Exercise: Identify and reproduce every line holding the string "Санкт".

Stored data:
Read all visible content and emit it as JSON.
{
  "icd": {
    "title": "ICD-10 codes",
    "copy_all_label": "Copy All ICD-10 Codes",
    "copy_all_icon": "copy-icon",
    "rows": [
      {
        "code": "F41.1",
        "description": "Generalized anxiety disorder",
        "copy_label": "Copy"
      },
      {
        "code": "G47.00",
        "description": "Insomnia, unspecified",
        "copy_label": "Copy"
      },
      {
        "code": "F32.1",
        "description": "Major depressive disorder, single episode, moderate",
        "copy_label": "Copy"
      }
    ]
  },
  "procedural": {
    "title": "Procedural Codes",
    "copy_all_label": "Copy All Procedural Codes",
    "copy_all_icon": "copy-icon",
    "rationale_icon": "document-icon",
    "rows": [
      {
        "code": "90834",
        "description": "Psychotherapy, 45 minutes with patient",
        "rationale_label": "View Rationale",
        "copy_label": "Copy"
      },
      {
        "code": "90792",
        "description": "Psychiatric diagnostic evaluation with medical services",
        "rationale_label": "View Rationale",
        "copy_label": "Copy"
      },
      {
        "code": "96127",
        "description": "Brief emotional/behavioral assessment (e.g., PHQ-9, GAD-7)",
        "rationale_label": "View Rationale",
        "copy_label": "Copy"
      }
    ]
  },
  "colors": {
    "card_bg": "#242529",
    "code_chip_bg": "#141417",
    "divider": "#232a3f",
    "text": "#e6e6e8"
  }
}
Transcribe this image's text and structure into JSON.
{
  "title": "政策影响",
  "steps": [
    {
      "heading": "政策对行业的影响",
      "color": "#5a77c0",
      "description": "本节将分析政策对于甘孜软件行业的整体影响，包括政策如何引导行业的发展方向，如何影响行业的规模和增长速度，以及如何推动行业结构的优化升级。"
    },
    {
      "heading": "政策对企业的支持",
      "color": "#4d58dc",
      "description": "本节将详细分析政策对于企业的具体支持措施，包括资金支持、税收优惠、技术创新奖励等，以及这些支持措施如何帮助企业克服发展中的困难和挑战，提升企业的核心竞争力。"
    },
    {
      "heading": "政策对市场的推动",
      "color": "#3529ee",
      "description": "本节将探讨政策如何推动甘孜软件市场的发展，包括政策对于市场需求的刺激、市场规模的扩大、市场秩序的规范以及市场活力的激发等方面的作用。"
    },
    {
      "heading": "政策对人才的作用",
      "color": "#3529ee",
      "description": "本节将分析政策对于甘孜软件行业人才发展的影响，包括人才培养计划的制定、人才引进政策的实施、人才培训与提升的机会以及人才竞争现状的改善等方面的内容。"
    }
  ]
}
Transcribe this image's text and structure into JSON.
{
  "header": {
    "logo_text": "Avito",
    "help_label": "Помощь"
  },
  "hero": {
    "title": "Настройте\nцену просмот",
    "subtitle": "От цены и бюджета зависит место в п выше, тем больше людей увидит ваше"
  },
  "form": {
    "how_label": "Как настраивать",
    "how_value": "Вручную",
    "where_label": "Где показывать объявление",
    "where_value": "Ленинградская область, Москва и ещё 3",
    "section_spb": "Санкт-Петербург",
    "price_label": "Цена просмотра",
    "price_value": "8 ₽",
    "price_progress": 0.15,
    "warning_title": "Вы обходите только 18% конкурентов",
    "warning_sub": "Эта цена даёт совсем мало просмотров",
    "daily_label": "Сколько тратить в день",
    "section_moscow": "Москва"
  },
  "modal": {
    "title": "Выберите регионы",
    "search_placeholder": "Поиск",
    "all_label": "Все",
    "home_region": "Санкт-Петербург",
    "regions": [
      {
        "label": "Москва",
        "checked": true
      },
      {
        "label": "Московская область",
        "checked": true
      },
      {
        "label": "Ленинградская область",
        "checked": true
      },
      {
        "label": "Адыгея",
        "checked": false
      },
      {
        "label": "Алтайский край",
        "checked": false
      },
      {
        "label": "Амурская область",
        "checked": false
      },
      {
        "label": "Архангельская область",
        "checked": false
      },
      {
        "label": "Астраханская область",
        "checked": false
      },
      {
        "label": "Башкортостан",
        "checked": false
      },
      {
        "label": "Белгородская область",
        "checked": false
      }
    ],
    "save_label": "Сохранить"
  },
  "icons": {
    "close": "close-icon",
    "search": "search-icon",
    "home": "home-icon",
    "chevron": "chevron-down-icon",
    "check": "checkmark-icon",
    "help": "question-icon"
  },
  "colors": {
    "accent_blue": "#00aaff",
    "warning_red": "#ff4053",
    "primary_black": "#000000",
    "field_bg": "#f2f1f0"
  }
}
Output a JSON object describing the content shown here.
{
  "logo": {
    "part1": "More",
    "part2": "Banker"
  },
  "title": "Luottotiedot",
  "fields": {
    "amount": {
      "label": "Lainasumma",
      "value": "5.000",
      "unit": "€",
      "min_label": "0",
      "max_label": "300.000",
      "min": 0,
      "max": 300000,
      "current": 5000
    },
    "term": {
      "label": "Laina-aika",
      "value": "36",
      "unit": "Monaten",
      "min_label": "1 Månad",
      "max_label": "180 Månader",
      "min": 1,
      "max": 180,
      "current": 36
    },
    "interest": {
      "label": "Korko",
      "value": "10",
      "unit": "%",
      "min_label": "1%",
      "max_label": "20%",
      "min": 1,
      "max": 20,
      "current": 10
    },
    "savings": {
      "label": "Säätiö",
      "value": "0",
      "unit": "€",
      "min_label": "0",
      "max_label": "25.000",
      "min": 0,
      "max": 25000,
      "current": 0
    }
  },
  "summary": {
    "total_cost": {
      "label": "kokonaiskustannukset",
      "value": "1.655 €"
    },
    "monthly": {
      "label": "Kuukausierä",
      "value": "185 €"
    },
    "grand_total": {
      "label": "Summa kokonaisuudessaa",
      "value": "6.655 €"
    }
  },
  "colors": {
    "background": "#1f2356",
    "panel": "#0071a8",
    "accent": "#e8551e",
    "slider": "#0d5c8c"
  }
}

Response to the task:
    "section_spb": "Санкт-Петербург",
    "home_region": "Санкт-Петербург",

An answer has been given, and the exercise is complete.